**Records from a dataset:**
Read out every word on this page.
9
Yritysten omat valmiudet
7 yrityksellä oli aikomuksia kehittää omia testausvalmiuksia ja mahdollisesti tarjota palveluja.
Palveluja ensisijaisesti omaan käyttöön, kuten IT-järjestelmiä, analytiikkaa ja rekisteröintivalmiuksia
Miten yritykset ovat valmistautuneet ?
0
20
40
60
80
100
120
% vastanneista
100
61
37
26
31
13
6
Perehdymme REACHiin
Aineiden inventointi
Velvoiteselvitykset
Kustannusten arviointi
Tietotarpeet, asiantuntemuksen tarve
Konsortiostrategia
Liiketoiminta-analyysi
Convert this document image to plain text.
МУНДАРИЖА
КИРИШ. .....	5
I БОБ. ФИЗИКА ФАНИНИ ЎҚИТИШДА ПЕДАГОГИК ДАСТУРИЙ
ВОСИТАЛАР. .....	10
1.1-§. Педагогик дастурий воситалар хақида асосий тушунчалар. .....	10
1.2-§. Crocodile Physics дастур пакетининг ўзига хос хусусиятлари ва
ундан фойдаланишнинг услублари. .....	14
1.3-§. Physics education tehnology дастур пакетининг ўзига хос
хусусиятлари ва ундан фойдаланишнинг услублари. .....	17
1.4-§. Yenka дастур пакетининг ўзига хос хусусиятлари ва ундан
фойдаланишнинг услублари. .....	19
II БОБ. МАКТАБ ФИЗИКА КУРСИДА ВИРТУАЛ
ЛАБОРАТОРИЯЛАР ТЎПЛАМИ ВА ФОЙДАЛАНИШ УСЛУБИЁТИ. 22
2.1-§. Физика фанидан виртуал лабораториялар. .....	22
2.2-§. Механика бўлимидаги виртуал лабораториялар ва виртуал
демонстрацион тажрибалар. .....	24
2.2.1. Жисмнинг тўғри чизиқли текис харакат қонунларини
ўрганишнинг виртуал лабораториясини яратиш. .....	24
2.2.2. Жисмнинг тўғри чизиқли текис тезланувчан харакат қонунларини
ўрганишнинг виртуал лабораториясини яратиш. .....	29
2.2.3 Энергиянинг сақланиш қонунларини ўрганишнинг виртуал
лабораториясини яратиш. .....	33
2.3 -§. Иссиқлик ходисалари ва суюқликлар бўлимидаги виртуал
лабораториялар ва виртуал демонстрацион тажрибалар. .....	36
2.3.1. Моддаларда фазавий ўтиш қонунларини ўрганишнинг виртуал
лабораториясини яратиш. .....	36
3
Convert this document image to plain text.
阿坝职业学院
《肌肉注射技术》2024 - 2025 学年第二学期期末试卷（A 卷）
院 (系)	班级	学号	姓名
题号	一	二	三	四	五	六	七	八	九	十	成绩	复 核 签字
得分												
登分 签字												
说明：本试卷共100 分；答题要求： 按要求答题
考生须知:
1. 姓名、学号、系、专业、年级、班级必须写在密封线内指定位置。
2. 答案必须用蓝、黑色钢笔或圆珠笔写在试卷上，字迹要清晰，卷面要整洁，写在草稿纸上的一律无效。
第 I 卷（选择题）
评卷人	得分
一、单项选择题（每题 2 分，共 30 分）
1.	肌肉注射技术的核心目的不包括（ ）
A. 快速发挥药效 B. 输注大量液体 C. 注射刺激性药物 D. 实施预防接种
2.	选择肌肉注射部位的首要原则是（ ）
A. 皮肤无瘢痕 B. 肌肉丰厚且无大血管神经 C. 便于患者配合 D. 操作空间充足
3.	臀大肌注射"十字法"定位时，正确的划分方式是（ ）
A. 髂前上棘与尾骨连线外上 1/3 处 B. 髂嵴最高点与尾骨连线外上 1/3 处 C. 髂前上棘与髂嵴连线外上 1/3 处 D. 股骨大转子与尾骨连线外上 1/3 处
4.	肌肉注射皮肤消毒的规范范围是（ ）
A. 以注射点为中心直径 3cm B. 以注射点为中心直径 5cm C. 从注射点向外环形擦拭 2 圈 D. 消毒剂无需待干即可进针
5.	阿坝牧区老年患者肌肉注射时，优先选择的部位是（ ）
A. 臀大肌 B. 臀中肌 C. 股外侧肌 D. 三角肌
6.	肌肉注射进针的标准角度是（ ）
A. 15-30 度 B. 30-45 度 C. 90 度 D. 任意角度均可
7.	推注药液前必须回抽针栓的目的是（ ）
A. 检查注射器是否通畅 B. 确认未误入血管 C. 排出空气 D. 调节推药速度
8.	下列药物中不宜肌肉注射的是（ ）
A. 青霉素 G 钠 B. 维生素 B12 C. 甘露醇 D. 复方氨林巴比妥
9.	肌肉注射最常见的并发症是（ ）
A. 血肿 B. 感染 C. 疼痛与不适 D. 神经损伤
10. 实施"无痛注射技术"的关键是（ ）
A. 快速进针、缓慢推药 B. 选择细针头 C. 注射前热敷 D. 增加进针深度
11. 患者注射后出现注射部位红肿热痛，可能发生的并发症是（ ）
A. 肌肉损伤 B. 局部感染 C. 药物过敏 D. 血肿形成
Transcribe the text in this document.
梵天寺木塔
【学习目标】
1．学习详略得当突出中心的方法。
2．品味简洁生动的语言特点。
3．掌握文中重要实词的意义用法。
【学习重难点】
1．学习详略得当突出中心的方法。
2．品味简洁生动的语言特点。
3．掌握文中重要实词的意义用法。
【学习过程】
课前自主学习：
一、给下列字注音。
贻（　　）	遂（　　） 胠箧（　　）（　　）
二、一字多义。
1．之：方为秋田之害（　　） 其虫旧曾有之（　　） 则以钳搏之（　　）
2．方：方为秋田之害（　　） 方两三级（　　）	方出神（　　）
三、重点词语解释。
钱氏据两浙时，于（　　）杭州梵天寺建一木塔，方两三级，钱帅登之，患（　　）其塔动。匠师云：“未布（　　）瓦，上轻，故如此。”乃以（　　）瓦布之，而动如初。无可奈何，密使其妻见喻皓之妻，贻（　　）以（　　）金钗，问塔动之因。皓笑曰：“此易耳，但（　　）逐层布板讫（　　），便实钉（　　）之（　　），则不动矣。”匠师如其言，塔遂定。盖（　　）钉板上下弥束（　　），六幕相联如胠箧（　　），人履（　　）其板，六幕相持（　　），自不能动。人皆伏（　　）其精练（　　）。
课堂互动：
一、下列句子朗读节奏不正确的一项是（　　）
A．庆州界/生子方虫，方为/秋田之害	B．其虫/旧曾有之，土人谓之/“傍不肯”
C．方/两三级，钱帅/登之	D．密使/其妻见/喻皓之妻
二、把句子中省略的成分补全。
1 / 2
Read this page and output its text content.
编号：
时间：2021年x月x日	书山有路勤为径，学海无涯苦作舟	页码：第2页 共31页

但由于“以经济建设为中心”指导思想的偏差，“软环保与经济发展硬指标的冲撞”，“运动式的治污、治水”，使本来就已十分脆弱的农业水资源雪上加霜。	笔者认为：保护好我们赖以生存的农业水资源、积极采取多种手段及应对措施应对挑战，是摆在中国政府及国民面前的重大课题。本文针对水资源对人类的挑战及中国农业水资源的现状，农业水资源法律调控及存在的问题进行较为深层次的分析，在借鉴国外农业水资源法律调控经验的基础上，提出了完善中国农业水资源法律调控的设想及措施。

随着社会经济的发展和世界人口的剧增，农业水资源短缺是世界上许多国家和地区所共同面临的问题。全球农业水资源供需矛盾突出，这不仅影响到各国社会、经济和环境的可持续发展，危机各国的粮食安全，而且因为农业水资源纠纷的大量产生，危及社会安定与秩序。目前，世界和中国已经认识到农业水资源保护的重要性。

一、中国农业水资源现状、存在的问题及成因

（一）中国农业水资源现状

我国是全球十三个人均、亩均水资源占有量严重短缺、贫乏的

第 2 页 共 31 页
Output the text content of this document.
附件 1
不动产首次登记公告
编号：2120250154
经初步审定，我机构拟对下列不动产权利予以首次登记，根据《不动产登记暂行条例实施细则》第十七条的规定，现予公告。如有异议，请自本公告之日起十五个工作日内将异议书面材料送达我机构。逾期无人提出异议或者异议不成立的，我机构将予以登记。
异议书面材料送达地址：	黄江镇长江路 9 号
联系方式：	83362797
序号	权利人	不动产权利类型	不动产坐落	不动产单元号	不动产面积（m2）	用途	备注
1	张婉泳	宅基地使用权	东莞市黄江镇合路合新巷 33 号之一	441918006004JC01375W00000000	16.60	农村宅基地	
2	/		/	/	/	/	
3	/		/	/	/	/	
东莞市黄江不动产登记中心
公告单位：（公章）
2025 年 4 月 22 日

**WHAT YOU NEED TO DO:** Copy every line of the records above that contains "харакат".

**RESULT FOR THIS TASK:**
2.2.1. Жисмнинг тўғри чизиқли текис харакат қонунларини
2.2.2. Жисмнинг тўғри чизиқли текис тезланувчан харакат қонунларини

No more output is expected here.